# Texto proporcionado
····················
El ocaso de un orden moribundo, que ya no convence ni a sus propios arquitectos, es ahora certidumbre. Aquellos que nos dictaban cátedra desde sus púlpitos seguros, hoy tambalean en sus propias estructuras. No comprendieron a tiempo que sus imperios se desmoronaban por dentro, carcomidos por sus propias contradicciones. Durante demasiado tiempo, el Sur fue tratado como almacén de recursos y vertedero de crisis. Pero ese mismo Sur—explotado, saqueado, silenciado—no está llamado a ser sepulturero de un orden agónico. No queremos administrar ruinas: queremos levantar lo nuevo. Donde ellos gestionan decadencia, nosotros sembramos futuro. Con todos, por todos y para todos—en el Sur como en el Norte.

Pero si queremos que el Gran Sur deje de ser una categoría económica sin carne, o una consigna geopolítica sin alma; si queremos que se convierta en identidad política, en fuerza tectónica, en causa histórica en movimiento, entonces debemos alcanzar la unión en la diversidad y la movilización en la solidaridad. Pero, sobre todo, debemos reconquistar algo aún más fundamental: nuestra capacidad colectiva de soñar.

Sí, soñar. Porque en la dictadura de la tecnocracia, el simple hecho de soñar se convierte en un gesto profundamente revolucionario. No puede haber transformación sin antes haber tenido la valentía de imaginar el mundo que queremos ver nacer. Sé que no faltarán quienes, derrotados por el desencanto amargo o atrapados en el cinismo y escepticismo, vean en lo aquí expuesto un banquete desmesurado de aspiraciones, un desbordamiento de propósitos. Pero pregunto: ¿cuál es la alternativa? ¿Qué opción nos queda? ¿Proseguir en la inercia? ¿Resignarnos a lo impuesto sin protesta? ¿Rendirnos sin ofrecer resistencia, o contentarnos con las luchas y las conquistas de quienes nos precedieron y se negaron la cobardía? ¿Debemos acaso considerar como destino inevitable el sufrimiento, la miseria y la injusticia, solo porque la tarea es ardua y la victoria incierta? ¿O habremos de deambular sin rumbo, como somnámbulos temerosos de enfrentar la época que les ha tocado vivir?

A quienes así piensan, les digo: ¡Sueñen! Y háganlo con la furia serena de la justicia. ¡Sueñen alto! Con los ojos abiertos y los pies bien puestos sobre la tierra. Y si no pueden, si no quieren, si les falta el aliento o el valor, entonces al menos no estorben, y que se aparten. Pues hay muchos otros quienes seguirán avanzando, con el coraje, al mirar lo que hoy parece imposible, de resolver enfrentarlo.

Y que no se me atribuya la pretensión de encabezar tan magna y vasta empresa. No lo ambiciono, ni me corresponde. Mi propósito es otro, más modesto, pero no menos urgente—decirles lo siguiente:

¡Despierten ya! No más pretextos disfrazados de cautelosa racionalidad. ¡Pónganse en pie! No más inmovilismos revestidos de realismo. ¡Actúen! Basta ya de quejas que solo prolongan la parálisis y de esa pereza que se disfraza de sensatez. ¡Sumen su esfuerzo! ¡Contribuyan! ¡Obren! Porque quien se niega a actuar, será arrastrado por la determinación de quienes sí han resuelto caminar.

Y si por eso se me dice necio, lo acepto con honor.
····················
# Datos proporcionados
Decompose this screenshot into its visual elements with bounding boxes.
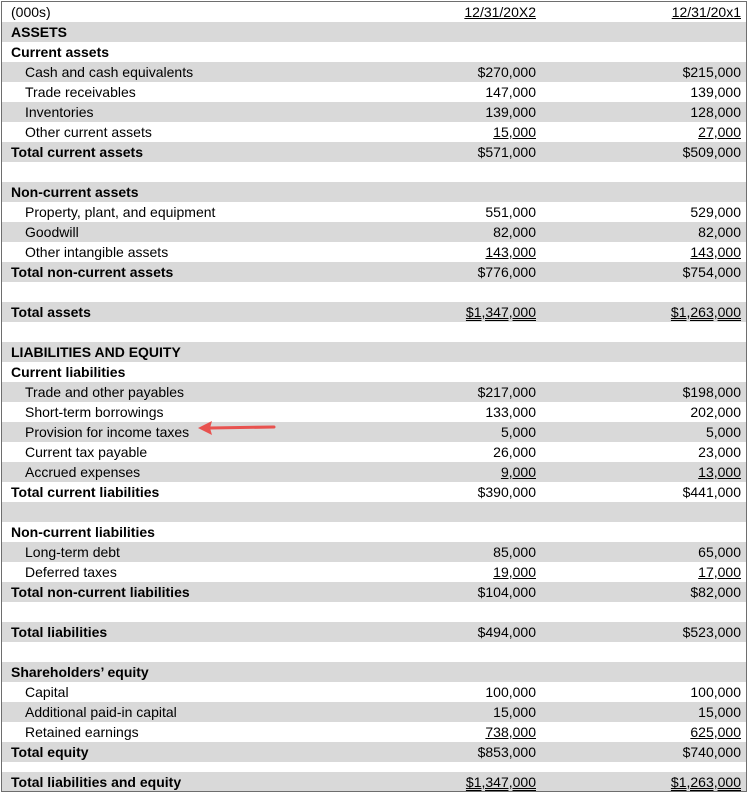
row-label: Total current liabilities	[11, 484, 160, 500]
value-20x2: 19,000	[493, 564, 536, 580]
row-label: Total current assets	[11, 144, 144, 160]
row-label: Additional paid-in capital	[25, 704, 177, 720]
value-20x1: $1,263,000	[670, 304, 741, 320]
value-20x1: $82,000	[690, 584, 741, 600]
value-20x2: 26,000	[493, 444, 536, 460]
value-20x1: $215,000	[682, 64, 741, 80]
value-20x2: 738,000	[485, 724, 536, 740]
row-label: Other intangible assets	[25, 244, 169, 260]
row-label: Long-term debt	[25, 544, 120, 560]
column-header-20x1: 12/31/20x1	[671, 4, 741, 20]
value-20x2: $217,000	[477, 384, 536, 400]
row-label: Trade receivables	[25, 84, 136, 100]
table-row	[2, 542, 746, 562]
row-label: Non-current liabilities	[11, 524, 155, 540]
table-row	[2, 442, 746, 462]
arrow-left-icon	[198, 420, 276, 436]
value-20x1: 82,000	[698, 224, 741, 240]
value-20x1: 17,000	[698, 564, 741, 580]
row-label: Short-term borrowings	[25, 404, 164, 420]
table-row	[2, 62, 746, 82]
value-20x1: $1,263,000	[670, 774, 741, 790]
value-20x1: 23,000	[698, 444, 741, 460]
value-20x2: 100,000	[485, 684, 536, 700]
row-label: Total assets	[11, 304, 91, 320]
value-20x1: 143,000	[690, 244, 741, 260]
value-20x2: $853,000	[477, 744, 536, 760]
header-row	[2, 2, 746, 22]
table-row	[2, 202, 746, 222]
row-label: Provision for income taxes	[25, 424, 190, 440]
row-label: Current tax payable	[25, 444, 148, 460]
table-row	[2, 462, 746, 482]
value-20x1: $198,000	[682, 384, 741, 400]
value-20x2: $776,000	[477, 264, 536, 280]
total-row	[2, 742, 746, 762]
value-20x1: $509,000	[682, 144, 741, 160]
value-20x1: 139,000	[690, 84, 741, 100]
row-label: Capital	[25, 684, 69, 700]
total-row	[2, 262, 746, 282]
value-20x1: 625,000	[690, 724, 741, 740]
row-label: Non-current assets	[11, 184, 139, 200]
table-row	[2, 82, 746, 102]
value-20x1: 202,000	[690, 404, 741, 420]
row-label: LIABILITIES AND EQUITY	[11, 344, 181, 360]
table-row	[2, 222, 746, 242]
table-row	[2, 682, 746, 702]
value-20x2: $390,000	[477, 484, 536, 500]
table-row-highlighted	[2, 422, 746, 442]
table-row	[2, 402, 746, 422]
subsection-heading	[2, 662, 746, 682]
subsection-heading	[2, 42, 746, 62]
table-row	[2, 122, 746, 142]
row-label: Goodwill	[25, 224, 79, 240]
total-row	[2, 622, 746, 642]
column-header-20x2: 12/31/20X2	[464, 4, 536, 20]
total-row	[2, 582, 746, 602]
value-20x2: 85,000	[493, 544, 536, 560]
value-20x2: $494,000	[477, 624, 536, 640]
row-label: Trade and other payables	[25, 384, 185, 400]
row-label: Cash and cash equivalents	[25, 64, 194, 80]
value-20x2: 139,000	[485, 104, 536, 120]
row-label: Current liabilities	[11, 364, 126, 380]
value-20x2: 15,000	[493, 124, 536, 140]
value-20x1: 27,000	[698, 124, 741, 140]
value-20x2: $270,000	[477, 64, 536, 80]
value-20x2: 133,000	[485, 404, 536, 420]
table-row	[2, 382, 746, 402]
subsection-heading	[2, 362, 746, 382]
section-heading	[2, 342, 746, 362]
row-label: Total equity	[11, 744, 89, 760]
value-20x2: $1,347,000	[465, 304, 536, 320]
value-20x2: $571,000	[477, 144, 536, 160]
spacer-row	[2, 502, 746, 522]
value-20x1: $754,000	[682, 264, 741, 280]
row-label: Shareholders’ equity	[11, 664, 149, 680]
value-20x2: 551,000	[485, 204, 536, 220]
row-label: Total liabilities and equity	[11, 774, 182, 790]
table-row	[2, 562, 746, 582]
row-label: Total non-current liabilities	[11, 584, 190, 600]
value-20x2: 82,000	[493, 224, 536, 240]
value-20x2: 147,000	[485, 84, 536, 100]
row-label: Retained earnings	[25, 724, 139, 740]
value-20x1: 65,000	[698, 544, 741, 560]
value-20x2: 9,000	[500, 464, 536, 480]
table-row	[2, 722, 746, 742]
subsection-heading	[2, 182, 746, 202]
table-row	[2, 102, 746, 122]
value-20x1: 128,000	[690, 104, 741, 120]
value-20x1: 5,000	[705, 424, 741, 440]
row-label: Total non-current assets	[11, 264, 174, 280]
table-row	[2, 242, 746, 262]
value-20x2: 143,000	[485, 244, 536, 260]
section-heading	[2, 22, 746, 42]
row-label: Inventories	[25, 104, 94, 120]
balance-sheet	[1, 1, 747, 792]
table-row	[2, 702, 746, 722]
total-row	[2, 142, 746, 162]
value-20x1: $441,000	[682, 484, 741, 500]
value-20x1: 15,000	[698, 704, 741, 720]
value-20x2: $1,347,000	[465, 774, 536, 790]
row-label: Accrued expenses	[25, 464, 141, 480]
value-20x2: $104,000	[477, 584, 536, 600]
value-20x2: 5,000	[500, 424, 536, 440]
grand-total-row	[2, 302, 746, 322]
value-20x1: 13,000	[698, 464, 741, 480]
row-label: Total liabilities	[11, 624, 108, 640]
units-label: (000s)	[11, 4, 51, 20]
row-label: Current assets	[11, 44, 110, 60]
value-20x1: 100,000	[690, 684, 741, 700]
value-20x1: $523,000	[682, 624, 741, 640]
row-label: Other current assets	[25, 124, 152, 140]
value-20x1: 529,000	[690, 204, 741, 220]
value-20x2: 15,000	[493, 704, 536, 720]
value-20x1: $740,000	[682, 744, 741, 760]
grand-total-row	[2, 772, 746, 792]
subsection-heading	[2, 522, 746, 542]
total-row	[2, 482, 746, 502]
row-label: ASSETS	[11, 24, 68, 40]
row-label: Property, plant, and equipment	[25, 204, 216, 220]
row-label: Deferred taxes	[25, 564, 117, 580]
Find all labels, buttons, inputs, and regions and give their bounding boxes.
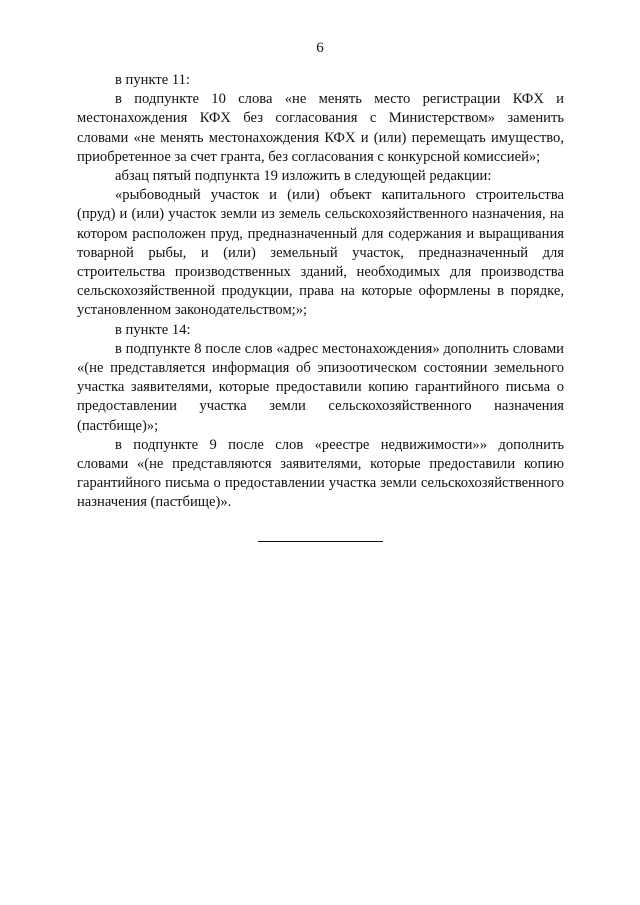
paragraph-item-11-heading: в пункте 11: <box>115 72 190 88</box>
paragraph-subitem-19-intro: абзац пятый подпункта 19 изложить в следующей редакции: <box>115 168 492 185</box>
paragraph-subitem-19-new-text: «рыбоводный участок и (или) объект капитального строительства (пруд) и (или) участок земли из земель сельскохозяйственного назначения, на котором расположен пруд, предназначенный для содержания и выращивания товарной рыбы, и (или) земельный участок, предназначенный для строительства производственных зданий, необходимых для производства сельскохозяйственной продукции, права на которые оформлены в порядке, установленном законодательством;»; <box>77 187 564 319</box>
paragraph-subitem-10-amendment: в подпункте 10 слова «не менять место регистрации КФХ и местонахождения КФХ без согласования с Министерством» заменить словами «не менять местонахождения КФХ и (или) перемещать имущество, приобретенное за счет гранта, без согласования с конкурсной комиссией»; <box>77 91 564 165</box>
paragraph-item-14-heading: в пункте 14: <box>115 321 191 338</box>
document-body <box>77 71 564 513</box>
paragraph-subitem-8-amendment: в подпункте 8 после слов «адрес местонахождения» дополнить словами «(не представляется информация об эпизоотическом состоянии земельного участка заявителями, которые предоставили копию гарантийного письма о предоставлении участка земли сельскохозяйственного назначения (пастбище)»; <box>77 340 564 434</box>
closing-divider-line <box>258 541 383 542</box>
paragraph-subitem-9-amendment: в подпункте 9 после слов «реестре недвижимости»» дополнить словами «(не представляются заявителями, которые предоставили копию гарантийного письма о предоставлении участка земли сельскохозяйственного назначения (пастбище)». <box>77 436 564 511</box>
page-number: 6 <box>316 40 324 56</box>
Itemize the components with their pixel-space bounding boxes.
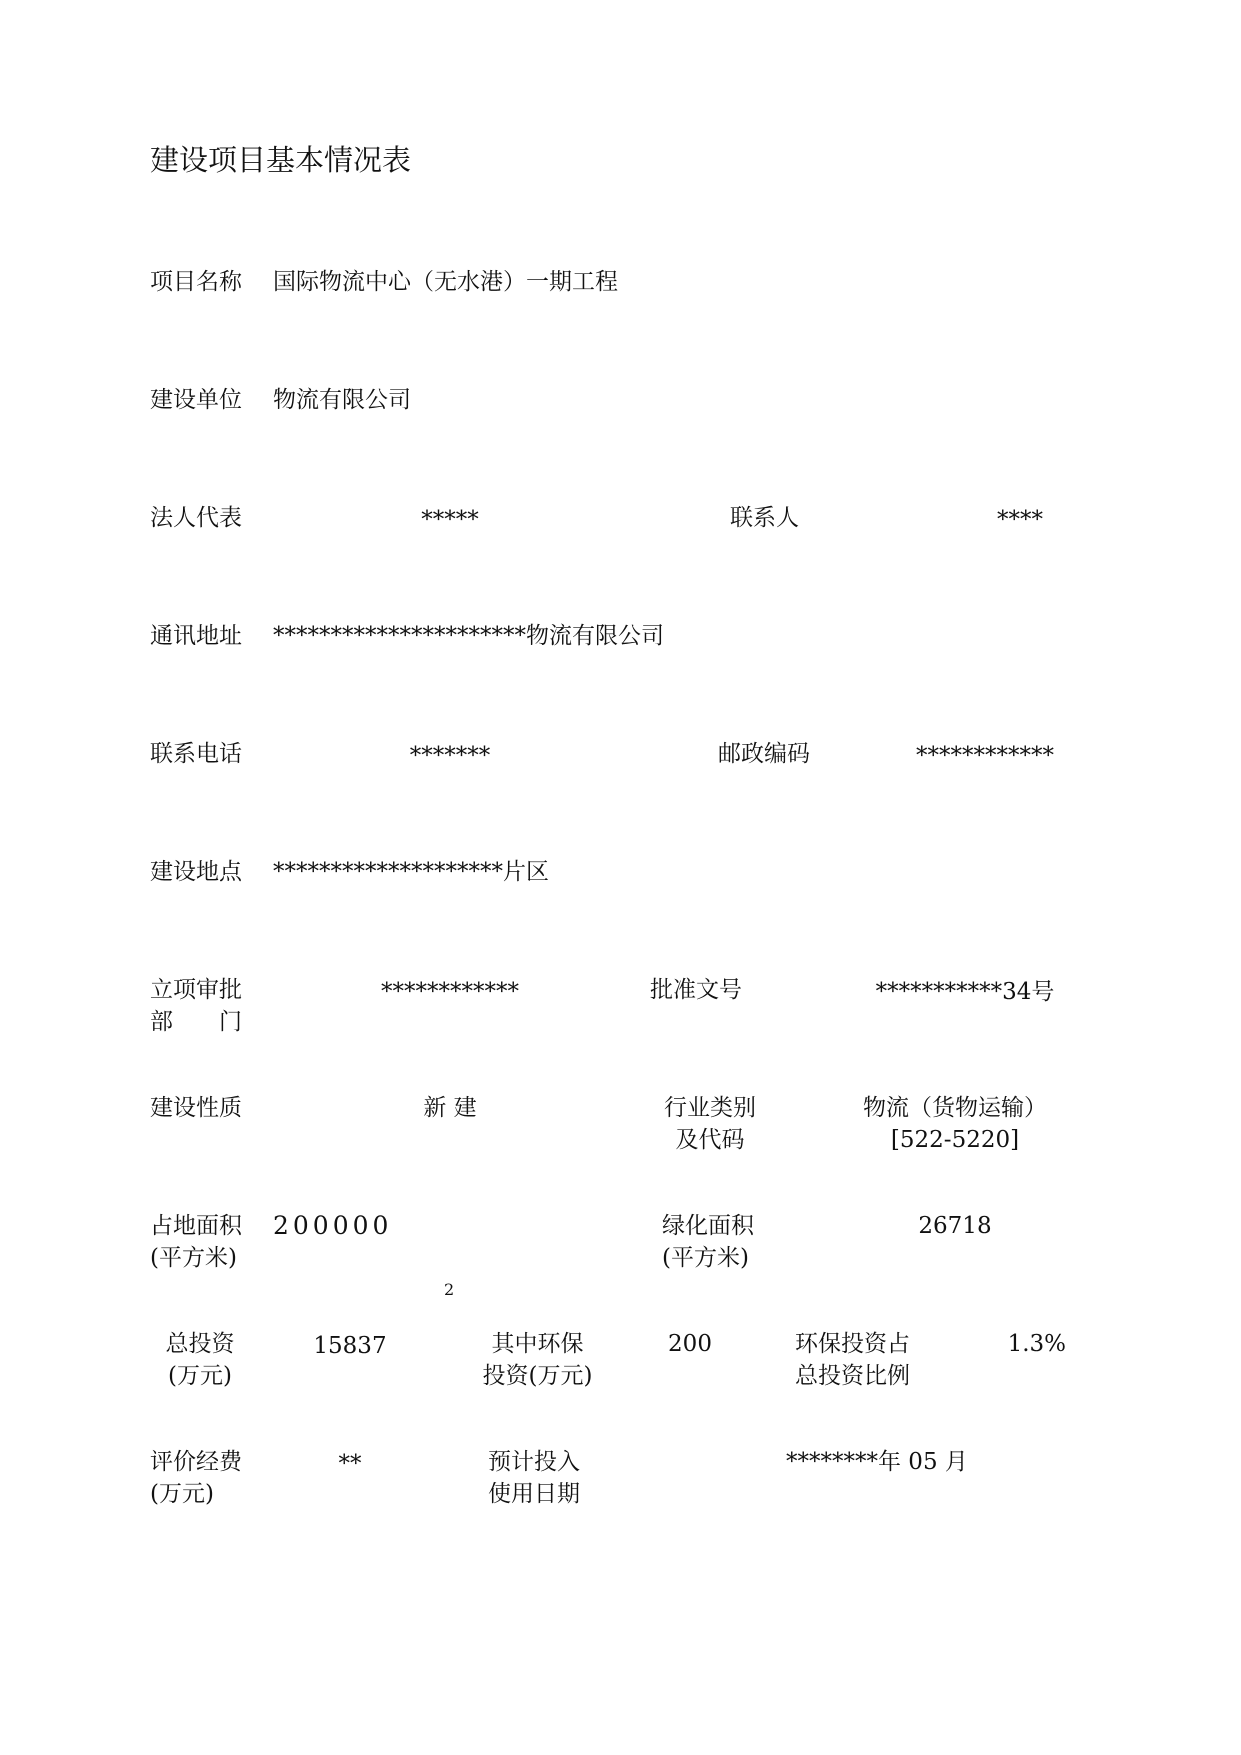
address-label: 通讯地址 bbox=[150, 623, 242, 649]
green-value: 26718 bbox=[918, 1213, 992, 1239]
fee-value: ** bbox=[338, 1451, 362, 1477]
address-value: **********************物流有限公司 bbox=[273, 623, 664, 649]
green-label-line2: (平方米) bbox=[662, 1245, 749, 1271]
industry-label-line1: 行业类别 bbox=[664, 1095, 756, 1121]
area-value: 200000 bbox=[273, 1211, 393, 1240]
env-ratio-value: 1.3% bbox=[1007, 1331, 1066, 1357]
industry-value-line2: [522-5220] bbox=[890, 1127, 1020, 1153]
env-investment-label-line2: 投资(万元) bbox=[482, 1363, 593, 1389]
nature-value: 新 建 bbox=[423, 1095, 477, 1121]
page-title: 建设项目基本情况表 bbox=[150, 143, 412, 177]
····················
# Ejercicio escrito 1
Convierte en una lista breve el párrafo del texto sobre el Gran Sur que comienza con "¡Despierten ya!" y conserva sus ideas principales.
# Ejercicio escrito 2
Presenta como lista numerada, sin líneas en blanco, las líneas de los registros que van desde la que contiene "paragraph-item-11-heading: в пункте" hasta la que contiene "187 564 319</box>", ambas incluidas.

# Resultado de la tarea 1
- Despertar ya, sin pretextos disfrazados de cautelosa racionalidad.
- Ponerse en pie, sin inmovilismos revestidos de realismo.
- Actuar y dejar las quejas que prolongan la parálisis y la pereza que se disfraza de sensatez.
- Sumar esfuerzo, contribuir y obrar.
- Quien se niegue a actuar será arrastrado por la determinación de quienes sí han resuelto caminar.

# Resultado de la tarea 2
1. paragraph-item-11-heading: в пункте 11: <box>115 72 190 88</box>
2. paragraph-subitem-19-intro: абзац пятый подпункта 19 изложить в следующей редакции: <box>115 168 492 185</box>
3. paragraph-subitem-19-new-text: «рыбоводный участок и (или) объект капитального строительства (пруд) и (или) участок земли из земель сельскохозяйственного назначения, на котором расположен пруд, предназначенный для содержания и выращивания товарной рыбы, и (или) земельный участок, предназначенный для строительства производственных зданий, необходимых для производства сельскохозяйственной продукции, права на которые оформлены в порядке, установленном законодательством;»; <box>77 187 564 319</box>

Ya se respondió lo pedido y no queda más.